**WHAT THE EXERCISE ASKS**
Search the records below for the word "this" and show every line where it occurs.

**RECORDS SHOWN**
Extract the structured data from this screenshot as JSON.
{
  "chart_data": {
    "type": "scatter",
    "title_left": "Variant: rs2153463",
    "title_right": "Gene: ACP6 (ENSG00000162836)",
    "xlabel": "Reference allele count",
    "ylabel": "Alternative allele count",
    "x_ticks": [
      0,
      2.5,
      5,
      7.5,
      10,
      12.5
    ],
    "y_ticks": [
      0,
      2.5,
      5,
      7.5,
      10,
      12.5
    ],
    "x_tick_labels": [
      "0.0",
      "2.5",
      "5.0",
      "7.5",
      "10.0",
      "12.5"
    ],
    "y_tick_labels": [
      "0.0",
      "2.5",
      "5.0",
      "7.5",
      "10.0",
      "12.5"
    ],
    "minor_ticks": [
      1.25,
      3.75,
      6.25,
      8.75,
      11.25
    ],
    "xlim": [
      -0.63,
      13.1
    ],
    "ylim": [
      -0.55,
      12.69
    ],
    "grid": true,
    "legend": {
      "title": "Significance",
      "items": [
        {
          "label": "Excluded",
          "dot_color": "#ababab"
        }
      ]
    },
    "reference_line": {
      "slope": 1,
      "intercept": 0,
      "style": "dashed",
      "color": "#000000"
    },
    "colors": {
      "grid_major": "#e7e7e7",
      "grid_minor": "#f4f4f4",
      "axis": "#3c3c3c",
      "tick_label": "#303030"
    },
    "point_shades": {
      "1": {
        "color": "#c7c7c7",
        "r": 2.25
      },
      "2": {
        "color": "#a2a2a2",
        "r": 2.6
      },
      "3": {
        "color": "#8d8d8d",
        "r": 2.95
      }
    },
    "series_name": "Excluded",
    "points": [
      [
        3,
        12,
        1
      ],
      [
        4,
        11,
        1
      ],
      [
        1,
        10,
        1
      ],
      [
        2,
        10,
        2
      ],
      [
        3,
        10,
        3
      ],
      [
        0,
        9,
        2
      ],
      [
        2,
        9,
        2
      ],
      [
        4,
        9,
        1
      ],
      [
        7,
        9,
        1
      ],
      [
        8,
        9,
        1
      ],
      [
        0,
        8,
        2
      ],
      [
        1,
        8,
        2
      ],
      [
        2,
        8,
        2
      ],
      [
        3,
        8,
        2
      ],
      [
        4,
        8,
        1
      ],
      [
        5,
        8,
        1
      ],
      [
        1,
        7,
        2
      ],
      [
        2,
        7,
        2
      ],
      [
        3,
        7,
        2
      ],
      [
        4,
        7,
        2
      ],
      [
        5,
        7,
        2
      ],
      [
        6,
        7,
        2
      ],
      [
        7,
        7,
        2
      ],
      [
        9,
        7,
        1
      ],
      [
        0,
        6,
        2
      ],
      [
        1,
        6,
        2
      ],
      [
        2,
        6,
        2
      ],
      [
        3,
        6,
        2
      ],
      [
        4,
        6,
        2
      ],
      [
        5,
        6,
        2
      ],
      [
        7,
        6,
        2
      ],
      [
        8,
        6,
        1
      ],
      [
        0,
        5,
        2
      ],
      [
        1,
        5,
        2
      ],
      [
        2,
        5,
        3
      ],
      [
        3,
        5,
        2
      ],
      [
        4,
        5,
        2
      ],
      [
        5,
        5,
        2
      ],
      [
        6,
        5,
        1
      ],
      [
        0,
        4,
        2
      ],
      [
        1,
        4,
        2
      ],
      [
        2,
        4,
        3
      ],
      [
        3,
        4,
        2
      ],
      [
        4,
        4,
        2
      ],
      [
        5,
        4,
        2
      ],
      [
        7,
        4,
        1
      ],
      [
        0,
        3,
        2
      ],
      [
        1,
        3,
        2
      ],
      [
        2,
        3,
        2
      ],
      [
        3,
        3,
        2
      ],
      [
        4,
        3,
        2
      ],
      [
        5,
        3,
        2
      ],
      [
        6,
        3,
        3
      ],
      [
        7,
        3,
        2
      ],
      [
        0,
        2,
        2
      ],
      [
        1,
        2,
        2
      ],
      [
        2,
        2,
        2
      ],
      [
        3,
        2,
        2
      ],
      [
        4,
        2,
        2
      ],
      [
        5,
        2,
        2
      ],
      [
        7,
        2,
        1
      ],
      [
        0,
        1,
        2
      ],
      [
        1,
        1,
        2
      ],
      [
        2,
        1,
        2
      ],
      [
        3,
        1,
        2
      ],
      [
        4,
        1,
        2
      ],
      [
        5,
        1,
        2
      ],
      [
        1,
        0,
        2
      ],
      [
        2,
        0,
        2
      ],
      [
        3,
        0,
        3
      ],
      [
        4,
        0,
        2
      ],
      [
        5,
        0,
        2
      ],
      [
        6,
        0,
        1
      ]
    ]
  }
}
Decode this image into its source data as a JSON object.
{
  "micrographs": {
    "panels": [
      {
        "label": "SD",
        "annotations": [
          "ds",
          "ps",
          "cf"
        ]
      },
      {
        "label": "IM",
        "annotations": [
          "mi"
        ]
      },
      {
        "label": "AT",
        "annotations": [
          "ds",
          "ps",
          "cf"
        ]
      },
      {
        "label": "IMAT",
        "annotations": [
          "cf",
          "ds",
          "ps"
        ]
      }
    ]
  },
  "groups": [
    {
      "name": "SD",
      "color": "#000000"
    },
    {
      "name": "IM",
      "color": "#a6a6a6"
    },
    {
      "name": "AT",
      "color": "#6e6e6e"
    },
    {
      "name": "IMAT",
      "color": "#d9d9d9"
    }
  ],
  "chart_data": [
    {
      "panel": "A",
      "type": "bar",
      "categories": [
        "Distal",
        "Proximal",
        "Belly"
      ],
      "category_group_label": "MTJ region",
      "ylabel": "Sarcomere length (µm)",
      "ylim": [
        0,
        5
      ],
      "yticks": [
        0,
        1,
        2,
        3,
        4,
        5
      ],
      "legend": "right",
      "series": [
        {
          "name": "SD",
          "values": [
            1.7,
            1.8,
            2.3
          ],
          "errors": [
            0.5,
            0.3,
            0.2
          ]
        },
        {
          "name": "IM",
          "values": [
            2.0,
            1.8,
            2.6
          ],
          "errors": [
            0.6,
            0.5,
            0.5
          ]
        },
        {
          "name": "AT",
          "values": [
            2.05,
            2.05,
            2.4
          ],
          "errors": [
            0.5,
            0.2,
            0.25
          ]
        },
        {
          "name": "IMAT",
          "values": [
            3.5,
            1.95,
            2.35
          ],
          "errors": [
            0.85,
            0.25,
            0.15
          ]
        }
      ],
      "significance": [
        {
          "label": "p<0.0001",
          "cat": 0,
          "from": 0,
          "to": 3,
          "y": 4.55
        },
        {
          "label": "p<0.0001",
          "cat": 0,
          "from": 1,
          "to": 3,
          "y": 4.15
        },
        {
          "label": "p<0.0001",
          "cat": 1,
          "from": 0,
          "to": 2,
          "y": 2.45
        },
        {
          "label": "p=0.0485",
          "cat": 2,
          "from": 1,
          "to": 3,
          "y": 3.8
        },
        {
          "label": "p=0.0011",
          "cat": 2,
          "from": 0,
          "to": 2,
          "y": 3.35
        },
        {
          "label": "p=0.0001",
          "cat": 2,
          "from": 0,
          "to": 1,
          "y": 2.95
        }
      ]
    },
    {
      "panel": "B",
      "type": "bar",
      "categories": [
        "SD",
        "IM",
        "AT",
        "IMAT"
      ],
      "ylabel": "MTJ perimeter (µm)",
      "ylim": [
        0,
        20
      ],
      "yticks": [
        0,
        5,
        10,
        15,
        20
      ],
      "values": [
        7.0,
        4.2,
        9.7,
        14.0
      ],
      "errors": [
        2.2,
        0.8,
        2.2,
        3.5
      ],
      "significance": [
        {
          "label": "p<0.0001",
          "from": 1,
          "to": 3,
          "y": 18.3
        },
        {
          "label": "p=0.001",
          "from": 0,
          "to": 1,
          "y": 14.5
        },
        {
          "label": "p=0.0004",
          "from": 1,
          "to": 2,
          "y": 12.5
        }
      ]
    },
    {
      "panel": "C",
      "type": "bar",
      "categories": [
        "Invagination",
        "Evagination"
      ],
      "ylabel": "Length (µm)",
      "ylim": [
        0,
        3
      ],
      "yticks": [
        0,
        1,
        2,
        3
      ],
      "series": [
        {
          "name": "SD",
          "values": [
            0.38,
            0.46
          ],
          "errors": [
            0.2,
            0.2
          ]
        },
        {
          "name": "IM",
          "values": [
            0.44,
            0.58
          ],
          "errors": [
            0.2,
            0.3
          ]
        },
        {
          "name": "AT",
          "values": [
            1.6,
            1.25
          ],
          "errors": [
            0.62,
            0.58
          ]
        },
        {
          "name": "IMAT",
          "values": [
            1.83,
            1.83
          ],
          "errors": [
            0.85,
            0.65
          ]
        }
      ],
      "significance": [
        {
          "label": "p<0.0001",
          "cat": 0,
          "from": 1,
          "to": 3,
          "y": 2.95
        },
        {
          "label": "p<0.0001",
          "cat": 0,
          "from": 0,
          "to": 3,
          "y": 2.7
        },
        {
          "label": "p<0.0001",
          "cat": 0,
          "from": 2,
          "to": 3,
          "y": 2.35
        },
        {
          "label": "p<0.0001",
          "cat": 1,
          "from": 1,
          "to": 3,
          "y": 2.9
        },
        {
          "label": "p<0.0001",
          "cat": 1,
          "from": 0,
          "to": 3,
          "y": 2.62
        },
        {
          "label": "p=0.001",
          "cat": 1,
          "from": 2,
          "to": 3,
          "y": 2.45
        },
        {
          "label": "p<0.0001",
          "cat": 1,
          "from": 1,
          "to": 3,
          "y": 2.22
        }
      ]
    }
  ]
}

**RESPONSE TO THE EXERCISE**
Extract the structured data from this screenshot as JSON.
Decode this image into its source data as a JSON object.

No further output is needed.